→ What you will do
The listing below must be repeated word for word, with its images excluded.

→ Information given
----

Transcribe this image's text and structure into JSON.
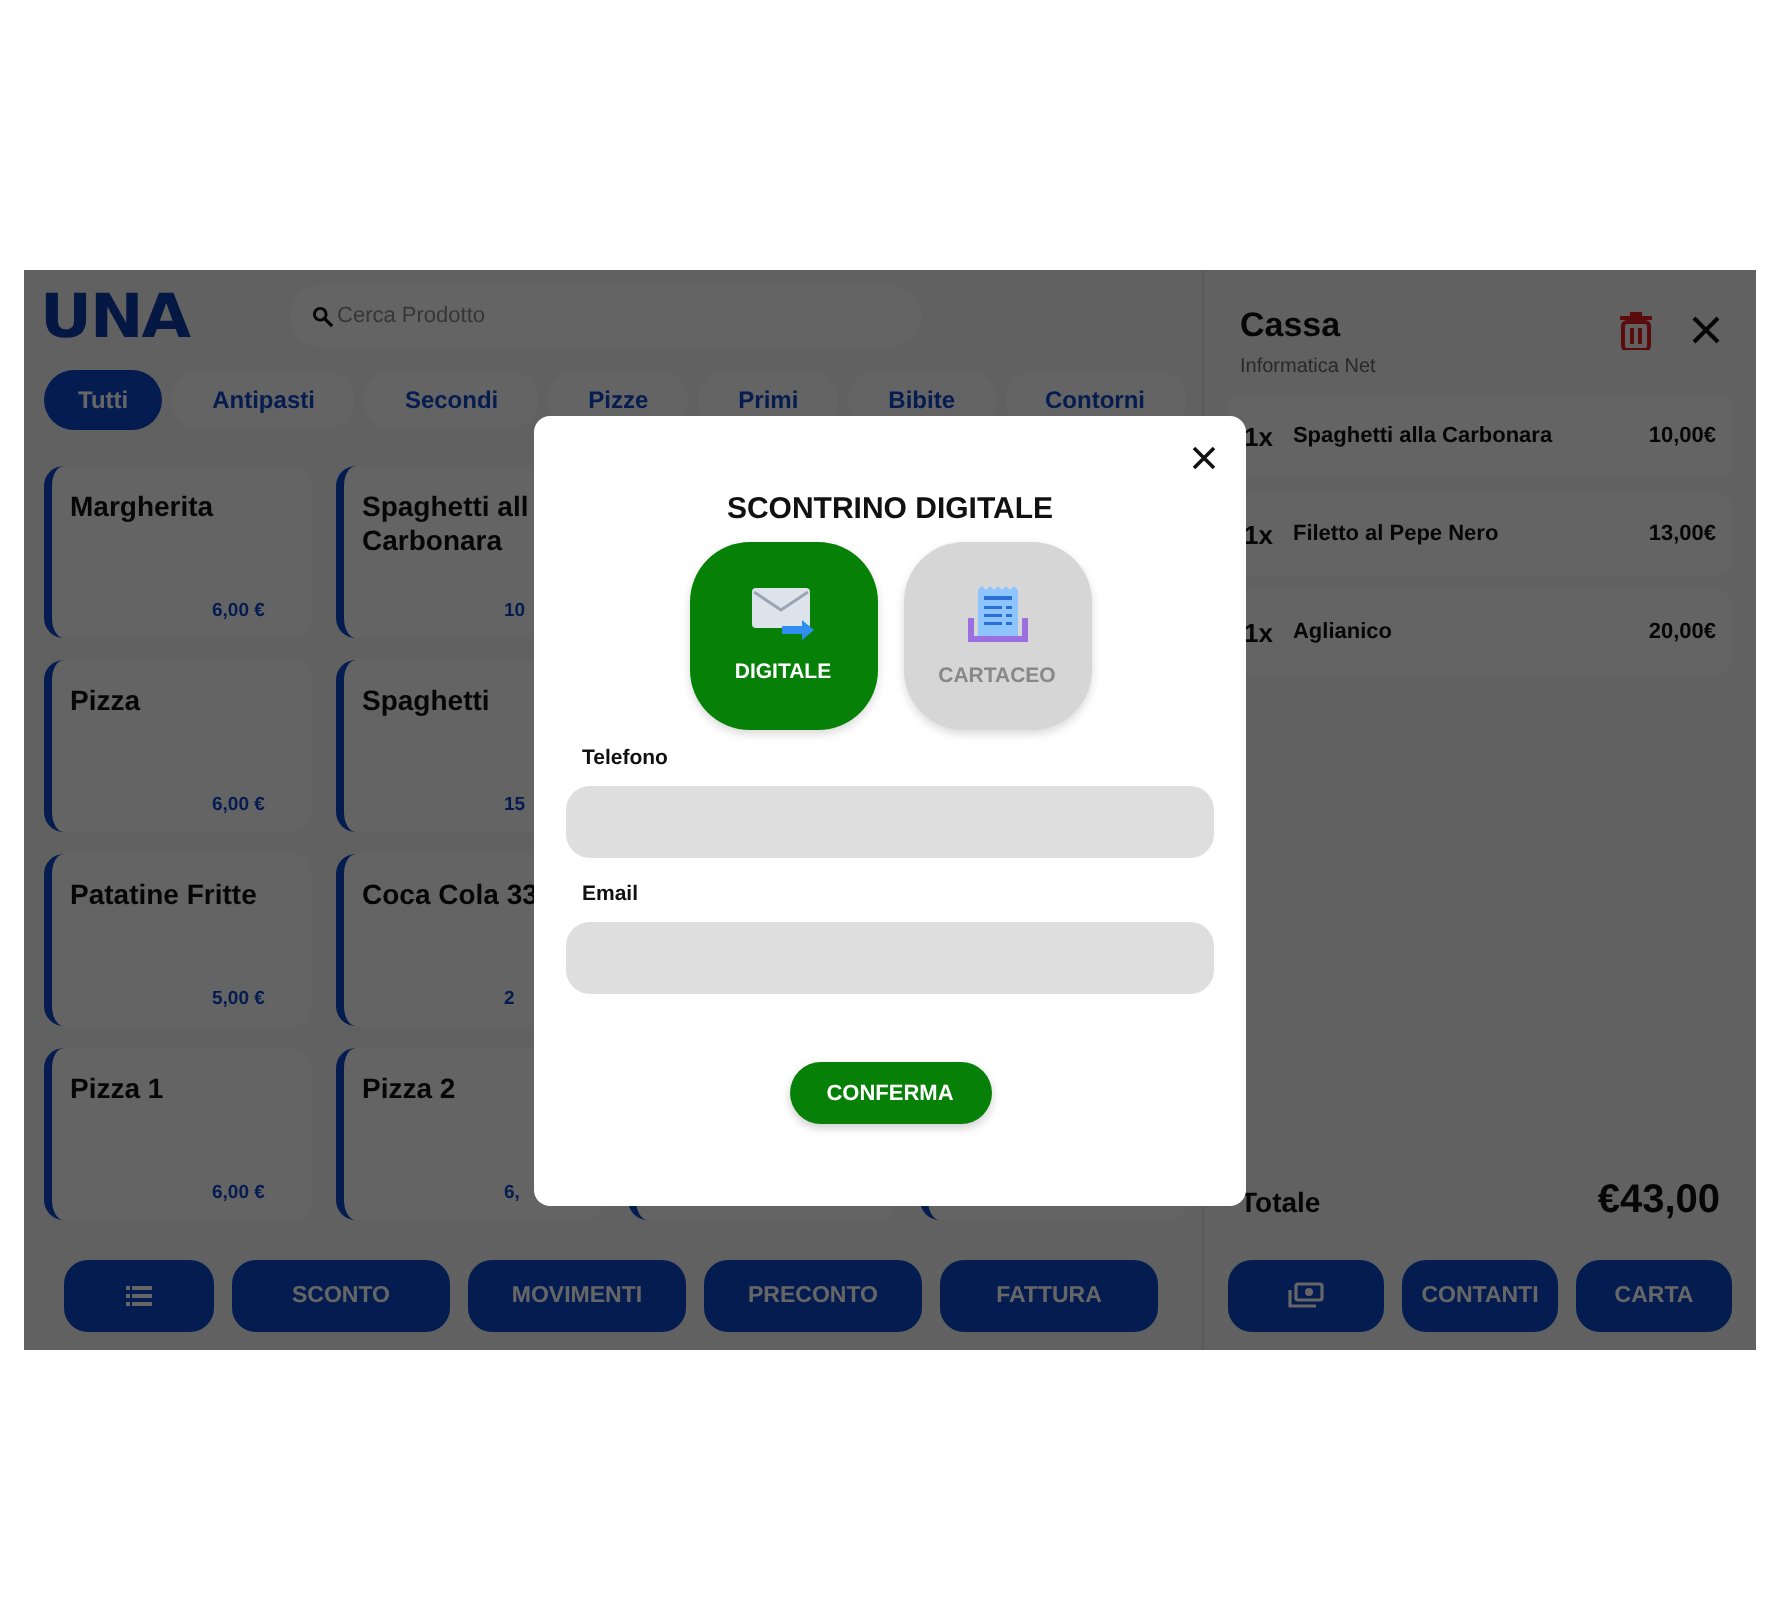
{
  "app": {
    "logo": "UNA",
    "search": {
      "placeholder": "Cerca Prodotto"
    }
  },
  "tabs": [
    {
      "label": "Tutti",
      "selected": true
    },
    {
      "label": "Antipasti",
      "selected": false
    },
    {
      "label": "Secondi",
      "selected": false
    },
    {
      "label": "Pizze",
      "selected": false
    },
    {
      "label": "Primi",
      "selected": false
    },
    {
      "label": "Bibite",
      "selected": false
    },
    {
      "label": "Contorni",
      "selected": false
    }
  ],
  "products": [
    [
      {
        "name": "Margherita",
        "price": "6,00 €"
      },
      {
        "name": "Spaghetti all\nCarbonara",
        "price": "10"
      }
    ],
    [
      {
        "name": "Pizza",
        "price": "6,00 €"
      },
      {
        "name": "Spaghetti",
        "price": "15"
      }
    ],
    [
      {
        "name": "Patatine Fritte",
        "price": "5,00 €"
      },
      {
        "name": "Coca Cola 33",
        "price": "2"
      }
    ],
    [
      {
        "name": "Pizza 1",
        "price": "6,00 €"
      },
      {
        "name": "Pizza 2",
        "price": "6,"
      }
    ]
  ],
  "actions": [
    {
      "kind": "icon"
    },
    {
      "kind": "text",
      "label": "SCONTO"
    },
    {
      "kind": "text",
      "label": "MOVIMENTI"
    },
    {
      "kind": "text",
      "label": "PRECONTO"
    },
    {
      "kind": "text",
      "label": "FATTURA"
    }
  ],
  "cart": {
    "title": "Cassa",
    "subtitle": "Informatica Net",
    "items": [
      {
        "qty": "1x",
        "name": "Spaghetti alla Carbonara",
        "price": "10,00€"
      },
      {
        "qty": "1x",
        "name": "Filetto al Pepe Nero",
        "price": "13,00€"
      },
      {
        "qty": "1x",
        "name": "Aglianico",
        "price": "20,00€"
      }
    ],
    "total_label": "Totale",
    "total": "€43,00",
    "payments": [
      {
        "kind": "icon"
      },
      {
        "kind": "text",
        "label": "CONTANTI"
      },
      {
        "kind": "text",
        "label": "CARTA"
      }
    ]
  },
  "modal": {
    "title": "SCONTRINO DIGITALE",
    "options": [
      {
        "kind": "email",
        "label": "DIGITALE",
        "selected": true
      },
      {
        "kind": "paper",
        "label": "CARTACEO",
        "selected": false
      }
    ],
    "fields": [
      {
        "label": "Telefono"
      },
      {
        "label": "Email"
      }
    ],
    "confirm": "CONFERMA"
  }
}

----

→ Finished task
Transcribe this image's text and structure into JSON.
{
  "app": {
    "logo": "UNA",
    "search": {
      "placeholder": "Cerca Prodotto"
    }
  },
  "tabs": [
    {
      "label": "Tutti",
      "selected": true
    },
    {
      "label": "Antipasti",
      "selected": false
    },
    {
      "label": "Secondi",
      "selected": false
    },
    {
      "label": "Pizze",
      "selected": false
    },
    {
      "label": "Primi",
      "selected": false
    },
    {
      "label": "Bibite",
      "selected": false
    },
    {
      "label": "Contorni",
      "selected": false
    }
  ],
  "products": [
    [
      {
        "name": "Margherita",
        "price": "6,00 €"
      },
      {
        "name": "Spaghetti all\nCarbonara",
        "price": "10"
      }
    ],
    [
      {
        "name": "Pizza",
        "price": "6,00 €"
      },
      {
        "name": "Spaghetti",
        "price": "15"
      }
    ],
    [
      {
        "name": "Patatine Fritte",
        "price": "5,00 €"
      },
      {
        "name": "Coca Cola 33",
        "price": "2"
      }
    ],
    [
      {
        "name": "Pizza 1",
        "price": "6,00 €"
      },
      {
        "name": "Pizza 2",
        "price": "6,"
      }
    ]
  ],
  "actions": [
    {
      "kind": "icon"
    },
    {
      "kind": "text",
      "label": "SCONTO"
    },
    {
      "kind": "text",
      "label": "MOVIMENTI"
    },
    {
      "kind": "text",
      "label": "PRECONTO"
    },
    {
      "kind": "text",
      "label": "FATTURA"
    }
  ],
  "cart": {
    "title": "Cassa",
    "subtitle": "Informatica Net",
    "items": [
      {
        "qty": "1x",
        "name": "Spaghetti alla Carbonara",
        "price": "10,00€"
      },
      {
        "qty": "1x",
        "name": "Filetto al Pepe Nero",
        "price": "13,00€"
      },
      {
        "qty": "1x",
        "name": "Aglianico",
        "price": "20,00€"
      }
    ],
    "total_label": "Totale",
    "total": "€43,00",
    "payments": [
      {
        "kind": "icon"
      },
      {
        "kind": "text",
        "label": "CONTANTI"
      },
      {
        "kind": "text",
        "label": "CARTA"
      }
    ]
  },
  "modal": {
    "title": "SCONTRINO DIGITALE",
    "options": [
      {
        "kind": "email",
        "label": "DIGITALE",
        "selected": true
      },
      {
        "kind": "paper",
        "label": "CARTACEO",
        "selected": false
      }
    ],
    "fields": [
      {
        "label": "Telefono"
      },
      {
        "label": "Email"
      }
    ],
    "confirm": "CONFERMA"
  }
}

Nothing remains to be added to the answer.